The exercise
Set down each line of the material that follows, exactly, with no pictures.

Provided information
###

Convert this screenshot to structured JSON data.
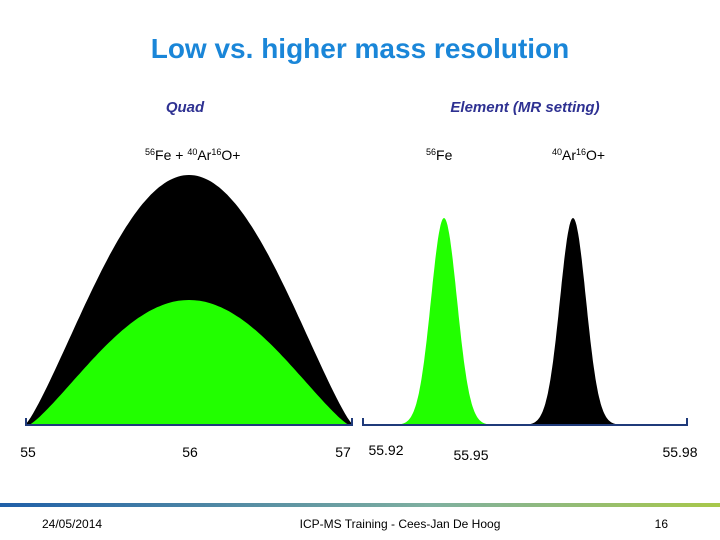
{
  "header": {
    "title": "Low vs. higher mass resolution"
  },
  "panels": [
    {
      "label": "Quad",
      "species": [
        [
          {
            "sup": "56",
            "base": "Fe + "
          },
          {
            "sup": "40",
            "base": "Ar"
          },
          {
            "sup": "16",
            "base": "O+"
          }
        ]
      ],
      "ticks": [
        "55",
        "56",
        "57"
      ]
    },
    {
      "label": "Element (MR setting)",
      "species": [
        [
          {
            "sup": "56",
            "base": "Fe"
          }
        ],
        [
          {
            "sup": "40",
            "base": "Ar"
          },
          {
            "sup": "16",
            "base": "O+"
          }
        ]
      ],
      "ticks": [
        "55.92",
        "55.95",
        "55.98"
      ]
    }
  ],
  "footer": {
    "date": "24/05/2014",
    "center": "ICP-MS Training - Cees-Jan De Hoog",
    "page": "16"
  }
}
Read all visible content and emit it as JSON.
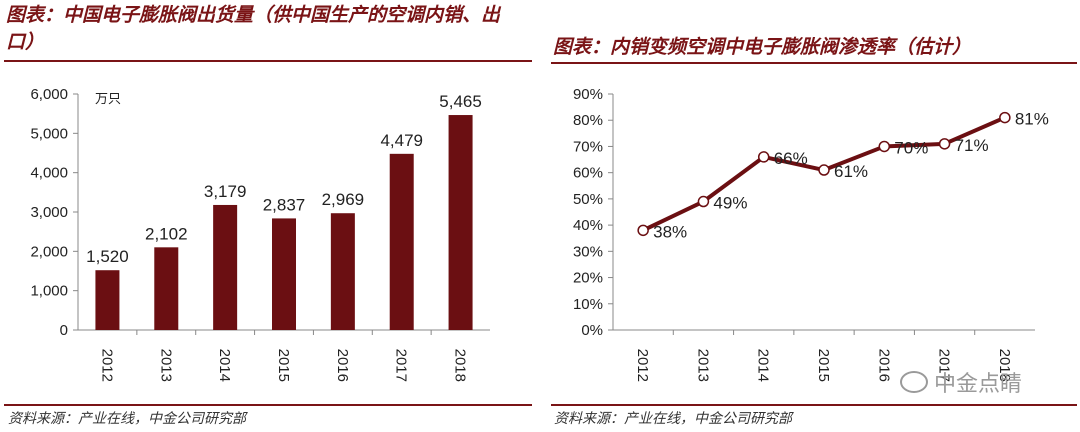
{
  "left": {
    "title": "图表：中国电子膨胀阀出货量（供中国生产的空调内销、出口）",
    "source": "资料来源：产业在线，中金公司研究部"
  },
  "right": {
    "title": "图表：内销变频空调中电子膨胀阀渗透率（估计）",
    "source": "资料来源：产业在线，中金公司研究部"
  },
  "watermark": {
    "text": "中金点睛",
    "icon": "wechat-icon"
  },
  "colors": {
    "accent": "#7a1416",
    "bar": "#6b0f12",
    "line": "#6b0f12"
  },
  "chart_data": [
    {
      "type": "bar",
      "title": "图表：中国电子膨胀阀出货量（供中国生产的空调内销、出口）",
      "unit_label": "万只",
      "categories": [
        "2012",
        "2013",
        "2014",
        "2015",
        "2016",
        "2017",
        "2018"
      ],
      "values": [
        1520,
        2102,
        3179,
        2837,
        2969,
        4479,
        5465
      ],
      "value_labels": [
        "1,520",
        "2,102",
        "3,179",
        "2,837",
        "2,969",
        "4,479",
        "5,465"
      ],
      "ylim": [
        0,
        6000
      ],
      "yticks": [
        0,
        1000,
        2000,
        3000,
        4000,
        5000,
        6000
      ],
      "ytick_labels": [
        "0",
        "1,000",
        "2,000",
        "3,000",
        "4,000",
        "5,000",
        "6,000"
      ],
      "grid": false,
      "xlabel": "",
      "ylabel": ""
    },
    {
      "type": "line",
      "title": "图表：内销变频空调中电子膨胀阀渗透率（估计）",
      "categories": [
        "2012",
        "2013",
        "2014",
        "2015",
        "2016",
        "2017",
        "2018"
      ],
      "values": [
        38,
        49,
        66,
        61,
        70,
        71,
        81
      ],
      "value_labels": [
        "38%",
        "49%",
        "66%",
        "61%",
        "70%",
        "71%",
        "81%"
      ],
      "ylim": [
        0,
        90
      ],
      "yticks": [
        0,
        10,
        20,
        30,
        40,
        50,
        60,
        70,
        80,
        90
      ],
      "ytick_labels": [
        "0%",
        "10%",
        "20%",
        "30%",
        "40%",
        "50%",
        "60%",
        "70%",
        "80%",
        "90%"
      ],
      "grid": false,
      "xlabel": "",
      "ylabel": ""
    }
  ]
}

###

Answer in full
Convert this screenshot to structured JSON data.
{
  "header": {
    "title": "Low vs. higher mass resolution"
  },
  "panels": [
    {
      "label": "Quad",
      "species": [
        [
          {
            "sup": "56",
            "base": "Fe + "
          },
          {
            "sup": "40",
            "base": "Ar"
          },
          {
            "sup": "16",
            "base": "O+"
          }
        ]
      ],
      "ticks": [
        "55",
        "56",
        "57"
      ]
    },
    {
      "label": "Element (MR setting)",
      "species": [
        [
          {
            "sup": "56",
            "base": "Fe"
          }
        ],
        [
          {
            "sup": "40",
            "base": "Ar"
          },
          {
            "sup": "16",
            "base": "O+"
          }
        ]
      ],
      "ticks": [
        "55.92",
        "55.95",
        "55.98"
      ]
    }
  ],
  "footer": {
    "date": "24/05/2014",
    "center": "ICP-MS Training - Cees-Jan De Hoog",
    "page": "16"
  }
}
Read all visible content and emit it as JSON.
{
  "left": {
    "title": "图表：中国电子膨胀阀出货量（供中国生产的空调内销、出口）",
    "source": "资料来源：产业在线，中金公司研究部"
  },
  "right": {
    "title": "图表：内销变频空调中电子膨胀阀渗透率（估计）",
    "source": "资料来源：产业在线，中金公司研究部"
  },
  "watermark": {
    "text": "中金点睛",
    "icon": "wechat-icon"
  },
  "colors": {
    "accent": "#7a1416",
    "bar": "#6b0f12",
    "line": "#6b0f12"
  },
  "chart_data": [
    {
      "type": "bar",
      "title": "图表：中国电子膨胀阀出货量（供中国生产的空调内销、出口）",
      "unit_label": "万只",
      "categories": [
        "2012",
        "2013",
        "2014",
        "2015",
        "2016",
        "2017",
        "2018"
      ],
      "values": [
        1520,
        2102,
        3179,
        2837,
        2969,
        4479,
        5465
      ],
      "value_labels": [
        "1,520",
        "2,102",
        "3,179",
        "2,837",
        "2,969",
        "4,479",
        "5,465"
      ],
      "ylim": [
        0,
        6000
      ],
      "yticks": [
        0,
        1000,
        2000,
        3000,
        4000,
        5000,
        6000
      ],
      "ytick_labels": [
        "0",
        "1,000",
        "2,000",
        "3,000",
        "4,000",
        "5,000",
        "6,000"
      ],
      "grid": false,
      "xlabel": "",
      "ylabel": ""
    },
    {
      "type": "line",
      "title": "图表：内销变频空调中电子膨胀阀渗透率（估计）",
      "categories": [
        "2012",
        "2013",
        "2014",
        "2015",
        "2016",
        "2017",
        "2018"
      ],
      "values": [
        38,
        49,
        66,
        61,
        70,
        71,
        81
      ],
      "value_labels": [
        "38%",
        "49%",
        "66%",
        "61%",
        "70%",
        "71%",
        "81%"
      ],
      "ylim": [
        0,
        90
      ],
      "yticks": [
        0,
        10,
        20,
        30,
        40,
        50,
        60,
        70,
        80,
        90
      ],
      "ytick_labels": [
        "0%",
        "10%",
        "20%",
        "30%",
        "40%",
        "50%",
        "60%",
        "70%",
        "80%",
        "90%"
      ],
      "grid": false,
      "xlabel": "",
      "ylabel": ""
    }
  ]
}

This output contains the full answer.